Reproduce every record below exactly as it appears.

********

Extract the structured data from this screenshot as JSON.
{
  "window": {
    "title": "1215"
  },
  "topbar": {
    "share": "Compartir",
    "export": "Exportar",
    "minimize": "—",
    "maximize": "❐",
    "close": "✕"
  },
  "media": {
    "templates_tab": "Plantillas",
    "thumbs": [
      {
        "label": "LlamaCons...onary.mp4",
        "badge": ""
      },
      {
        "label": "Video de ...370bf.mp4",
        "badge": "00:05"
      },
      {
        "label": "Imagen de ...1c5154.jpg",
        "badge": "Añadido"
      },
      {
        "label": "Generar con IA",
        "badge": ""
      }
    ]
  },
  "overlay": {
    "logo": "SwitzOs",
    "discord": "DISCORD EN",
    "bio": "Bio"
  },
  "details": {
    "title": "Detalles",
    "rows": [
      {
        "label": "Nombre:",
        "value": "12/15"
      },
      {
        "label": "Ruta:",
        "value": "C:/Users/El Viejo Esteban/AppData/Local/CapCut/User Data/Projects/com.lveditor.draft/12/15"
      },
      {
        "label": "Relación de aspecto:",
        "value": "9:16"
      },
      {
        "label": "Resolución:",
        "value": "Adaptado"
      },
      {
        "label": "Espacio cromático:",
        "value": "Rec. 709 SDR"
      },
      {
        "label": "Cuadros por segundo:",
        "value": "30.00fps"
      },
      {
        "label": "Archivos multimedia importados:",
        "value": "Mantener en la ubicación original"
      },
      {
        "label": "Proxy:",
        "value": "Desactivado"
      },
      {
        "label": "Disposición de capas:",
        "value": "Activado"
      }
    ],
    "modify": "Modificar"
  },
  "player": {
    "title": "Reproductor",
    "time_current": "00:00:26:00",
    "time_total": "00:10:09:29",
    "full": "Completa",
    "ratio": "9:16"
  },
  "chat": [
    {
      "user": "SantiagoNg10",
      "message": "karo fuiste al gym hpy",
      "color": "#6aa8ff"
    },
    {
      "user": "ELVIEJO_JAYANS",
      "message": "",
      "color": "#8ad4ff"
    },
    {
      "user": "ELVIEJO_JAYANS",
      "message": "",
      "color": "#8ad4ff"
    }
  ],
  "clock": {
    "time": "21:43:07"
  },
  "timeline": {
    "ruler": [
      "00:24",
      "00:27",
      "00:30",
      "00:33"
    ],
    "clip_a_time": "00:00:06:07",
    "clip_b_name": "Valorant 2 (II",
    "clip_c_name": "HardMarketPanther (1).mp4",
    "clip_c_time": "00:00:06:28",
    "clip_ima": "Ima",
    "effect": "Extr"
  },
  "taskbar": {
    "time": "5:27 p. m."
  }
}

********

Response to this task =>
Extract the structured data from this screenshot as JSON.
{
  "window": {
    "title": "1215"
  },
  "topbar": {
    "share": "Compartir",
    "export": "Exportar",
    "minimize": "—",
    "maximize": "❐",
    "close": "✕"
  },
  "media": {
    "templates_tab": "Plantillas",
    "thumbs": [
      {
        "label": "LlamaCons...onary.mp4",
        "badge": ""
      },
      {
        "label": "Video de ...370bf.mp4",
        "badge": "00:05"
      },
      {
        "label": "Imagen de ...1c5154.jpg",
        "badge": "Añadido"
      },
      {
        "label": "Generar con IA",
        "badge": ""
      }
    ]
  },
  "overlay": {
    "logo": "SwitzOs",
    "discord": "DISCORD EN",
    "bio": "Bio"
  },
  "details": {
    "title": "Detalles",
    "rows": [
      {
        "label": "Nombre:",
        "value": "12/15"
      },
      {
        "label": "Ruta:",
        "value": "C:/Users/El Viejo Esteban/AppData/Local/CapCut/User Data/Projects/com.lveditor.draft/12/15"
      },
      {
        "label": "Relación de aspecto:",
        "value": "9:16"
      },
      {
        "label": "Resolución:",
        "value": "Adaptado"
      },
      {
        "label": "Espacio cromático:",
        "value": "Rec. 709 SDR"
      },
      {
        "label": "Cuadros por segundo:",
        "value": "30.00fps"
      },
      {
        "label": "Archivos multimedia importados:",
        "value": "Mantener en la ubicación original"
      },
      {
        "label": "Proxy:",
        "value": "Desactivado"
      },
      {
        "label": "Disposición de capas:",
        "value": "Activado"
      }
    ],
    "modify": "Modificar"
  },
  "player": {
    "title": "Reproductor",
    "time_current": "00:00:26:00",
    "time_total": "00:10:09:29",
    "full": "Completa",
    "ratio": "9:16"
  },
  "chat": [
    {
      "user": "SantiagoNg10",
      "message": "karo fuiste al gym hpy",
      "color": "#6aa8ff"
    },
    {
      "user": "ELVIEJO_JAYANS",
      "message": "",
      "color": "#8ad4ff"
    },
    {
      "user": "ELVIEJO_JAYANS",
      "message": "",
      "color": "#8ad4ff"
    }
  ],
  "clock": {
    "time": "21:43:07"
  },
  "timeline": {
    "ruler": [
      "00:24",
      "00:27",
      "00:30",
      "00:33"
    ],
    "clip_a_time": "00:00:06:07",
    "clip_b_name": "Valorant 2 (II",
    "clip_c_name": "HardMarketPanther (1).mp4",
    "clip_c_time": "00:00:06:28",
    "clip_ima": "Ima",
    "effect": "Extr"
  },
  "taskbar": {
    "time": "5:27 p. m."
  }
}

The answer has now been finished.